**Your instructions:**
Reproduce the records. Keep every word exact and include no images.
==== Data shown
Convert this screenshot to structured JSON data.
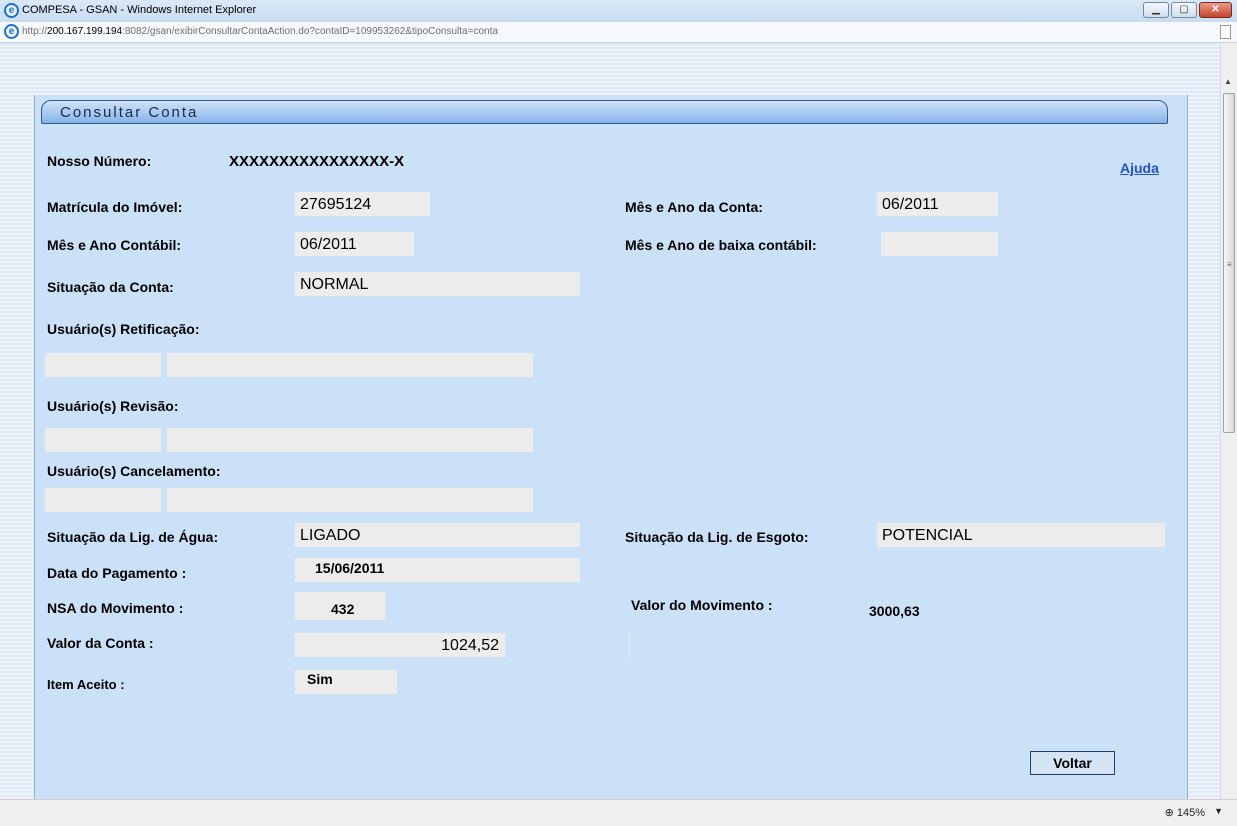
{
  "window": {
    "title": "COMPESA - GSAN - Windows Internet Explorer",
    "url_host": "200.167.199.194",
    "url_prefix": "http://",
    "url_rest": ":8082/gsan/exibirConsultarContaAction.do?contaID=109953262&tipoConsulta=conta",
    "zoom": "145%"
  },
  "panel": {
    "title": "Consultar Conta",
    "help_link": "Ajuda"
  },
  "fields": {
    "nosso_numero_label": "Nosso Número:",
    "nosso_numero_value": "XXXXXXXXXXXXXXXX-X",
    "matricula_label": "Matrícula do Imóvel:",
    "matricula_value": "27695124",
    "mes_ano_conta_label": "Mês e Ano da Conta:",
    "mes_ano_conta_value": "06/2011",
    "mes_ano_contabil_label": "Mês e Ano Contábil:",
    "mes_ano_contabil_value": "06/2011",
    "mes_ano_baixa_label": "Mês e Ano de baixa contábil:",
    "mes_ano_baixa_value": "",
    "situacao_conta_label": "Situação da Conta:",
    "situacao_conta_value": "NORMAL",
    "usuarios_retificacao_label": "Usuário(s) Retificação:",
    "usuarios_revisao_label": "Usuário(s) Revisão:",
    "usuarios_cancelamento_label": "Usuário(s) Cancelamento:",
    "situacao_agua_label": "Situação da Lig. de Água:",
    "situacao_agua_value": "LIGADO",
    "situacao_esgoto_label": "Situação da Lig. de Esgoto:",
    "situacao_esgoto_value": "POTENCIAL",
    "data_pagamento_label": "Data do Pagamento :",
    "data_pagamento_value": "15/06/2011",
    "nsa_label": "NSA do Movimento :",
    "nsa_value": "432",
    "valor_movimento_label": "Valor do Movimento :",
    "valor_movimento_value": "3000,63",
    "valor_conta_label": "Valor da Conta :",
    "valor_conta_value": "1024,52",
    "item_aceito_label": "Item Aceito :",
    "item_aceito_value": "Sim"
  },
  "buttons": {
    "voltar": "Voltar"
  },
  "icons": {
    "ie": "ie-logo-icon",
    "minimize": "minimize-icon",
    "maximize": "maximize-icon",
    "close": "close-icon",
    "zoom": "zoom-icon"
  }
}
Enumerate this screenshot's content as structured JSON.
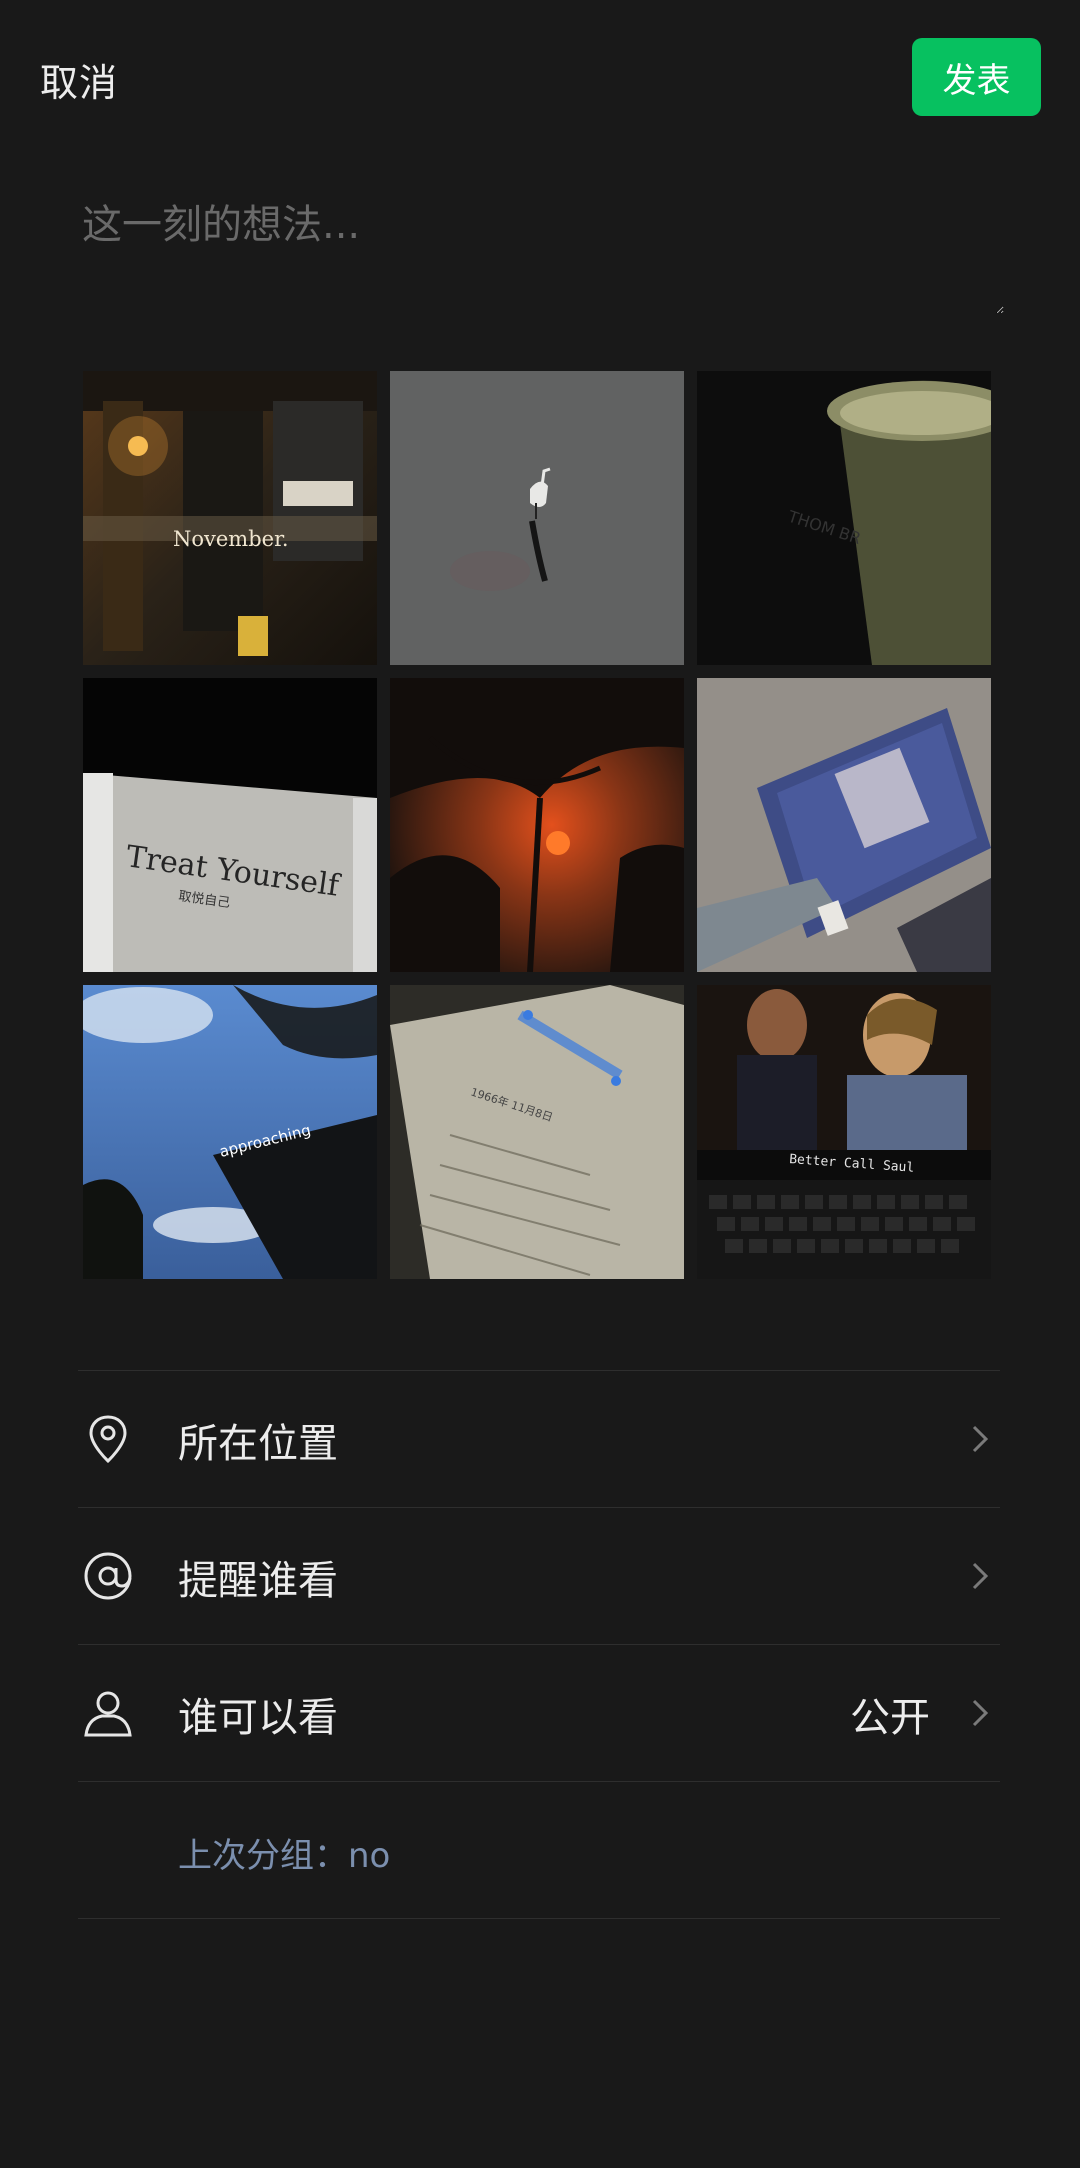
{
  "header": {
    "cancel_label": "取消",
    "publish_label": "发表"
  },
  "composer": {
    "placeholder": "这一刻的想法..."
  },
  "photos": [
    {
      "caption": "November."
    },
    {
      "caption": ""
    },
    {
      "caption": "THOM BR"
    },
    {
      "caption": "Treat Yourself",
      "sub": "取悦自己"
    },
    {
      "caption": ""
    },
    {
      "caption": ""
    },
    {
      "caption": "approaching"
    },
    {
      "caption": "1966年 11月8日"
    },
    {
      "caption": "Better Call Saul"
    }
  ],
  "options": {
    "location": {
      "label": "所在位置",
      "icon": "location-pin-icon"
    },
    "mention": {
      "label": "提醒谁看",
      "icon": "at-icon"
    },
    "visibility": {
      "label": "谁可以看",
      "value": "公开",
      "icon": "person-icon"
    }
  },
  "last_group": "上次分组：no",
  "colors": {
    "background": "#191919",
    "accent": "#07c160",
    "last_group_text": "#7b8fae"
  }
}
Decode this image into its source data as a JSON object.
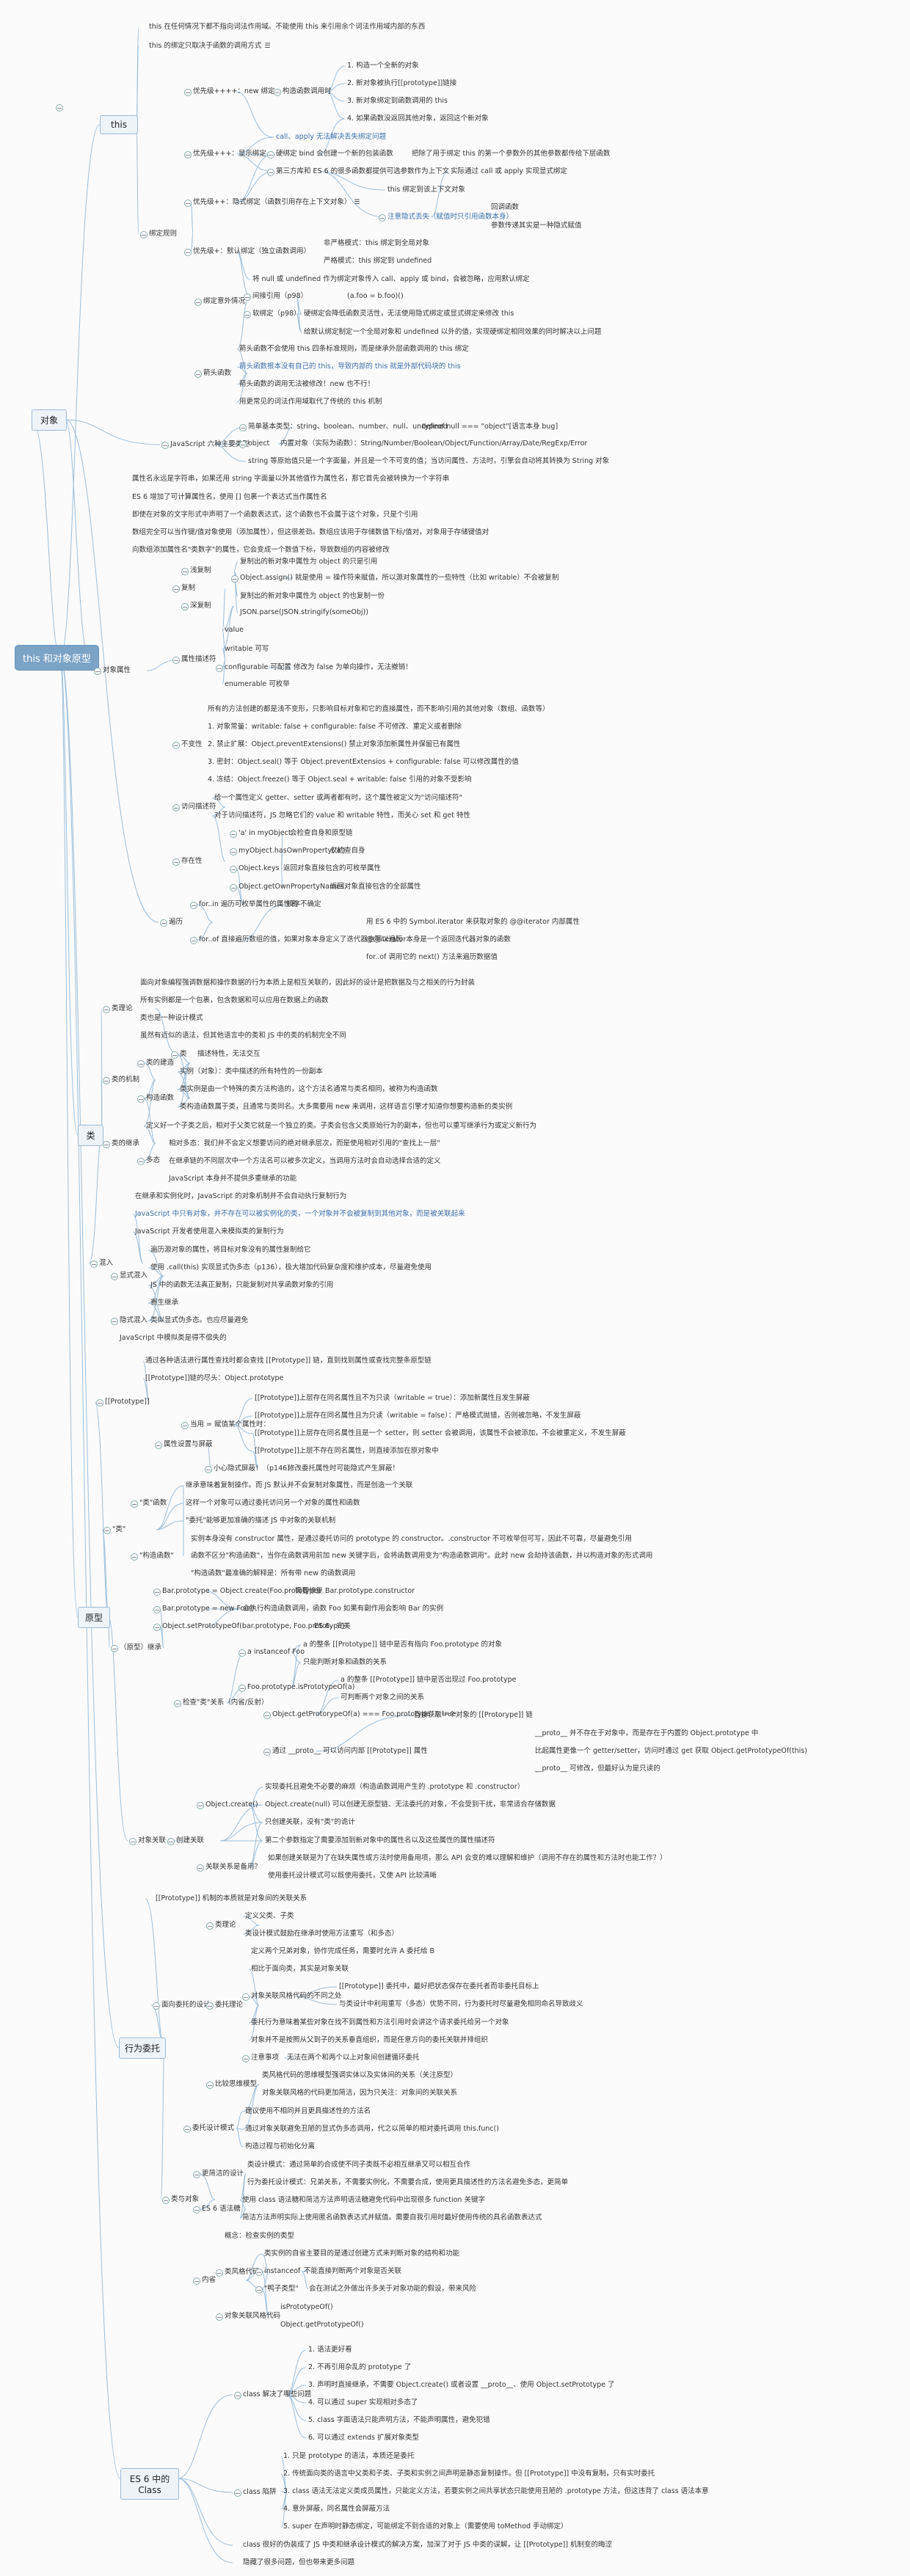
========
**Complete response:**
Convert this screenshot to structured JSON data.
{
  "window": {
    "title": "COMPESA - GSAN - Windows Internet Explorer",
    "url_host": "200.167.199.194",
    "url_prefix": "http://",
    "url_rest": ":8082/gsan/exibirConsultarContaAction.do?contaID=109953262&tipoConsulta=conta",
    "zoom": "145%"
  },
  "panel": {
    "title": "Consultar Conta",
    "help_link": "Ajuda"
  },
  "fields": {
    "nosso_numero_label": "Nosso Número:",
    "nosso_numero_value": "XXXXXXXXXXXXXXXX-X",
    "matricula_label": "Matrícula do Imóvel:",
    "matricula_value": "27695124",
    "mes_ano_conta_label": "Mês e Ano da Conta:",
    "mes_ano_conta_value": "06/2011",
    "mes_ano_contabil_label": "Mês e Ano Contábil:",
    "mes_ano_contabil_value": "06/2011",
    "mes_ano_baixa_label": "Mês e Ano de baixa contábil:",
    "mes_ano_baixa_value": "",
    "situacao_conta_label": "Situação da Conta:",
    "situacao_conta_value": "NORMAL",
    "usuarios_retificacao_label": "Usuário(s) Retificação:",
    "usuarios_revisao_label": "Usuário(s) Revisão:",
    "usuarios_cancelamento_label": "Usuário(s) Cancelamento:",
    "situacao_agua_label": "Situação da Lig. de Água:",
    "situacao_agua_value": "LIGADO",
    "situacao_esgoto_label": "Situação da Lig. de Esgoto:",
    "situacao_esgoto_value": "POTENCIAL",
    "data_pagamento_label": "Data do Pagamento :",
    "data_pagamento_value": "15/06/2011",
    "nsa_label": "NSA do Movimento :",
    "nsa_value": "432",
    "valor_movimento_label": "Valor do Movimento :",
    "valor_movimento_value": "3000,63",
    "valor_conta_label": "Valor da Conta :",
    "valor_conta_value": "1024,52",
    "item_aceito_label": "Item Aceito :",
    "item_aceito_value": "Sim"
  },
  "buttons": {
    "voltar": "Voltar"
  },
  "icons": {
    "ie": "ie-logo-icon",
    "minimize": "minimize-icon",
    "maximize": "maximize-icon",
    "close": "close-icon",
    "zoom": "zoom-icon"
  }
}
Enumerate this screenshot's content as structured JSON.
{
  "header": {
    "cancel_label": "取消",
    "publish_label": "发表"
  },
  "composer": {
    "placeholder": "这一刻的想法..."
  },
  "photos": [
    {
      "caption": "November."
    },
    {
      "caption": ""
    },
    {
      "caption": "THOM BR"
    },
    {
      "caption": "Treat Yourself",
      "sub": "取悦自己"
    },
    {
      "caption": ""
    },
    {
      "caption": ""
    },
    {
      "caption": "approaching"
    },
    {
      "caption": "1966年 11月8日"
    },
    {
      "caption": "Better Call Saul"
    }
  ],
  "options": {
    "location": {
      "label": "所在位置",
      "icon": "location-pin-icon"
    },
    "mention": {
      "label": "提醒谁看",
      "icon": "at-icon"
    },
    "visibility": {
      "label": "谁可以看",
      "value": "公开",
      "icon": "person-icon"
    }
  },
  "last_group": "上次分组：no",
  "colors": {
    "background": "#191919",
    "accent": "#07c160",
    "last_group_text": "#7b8fae"
  }
}
Decode this image into its source data as a JSON object.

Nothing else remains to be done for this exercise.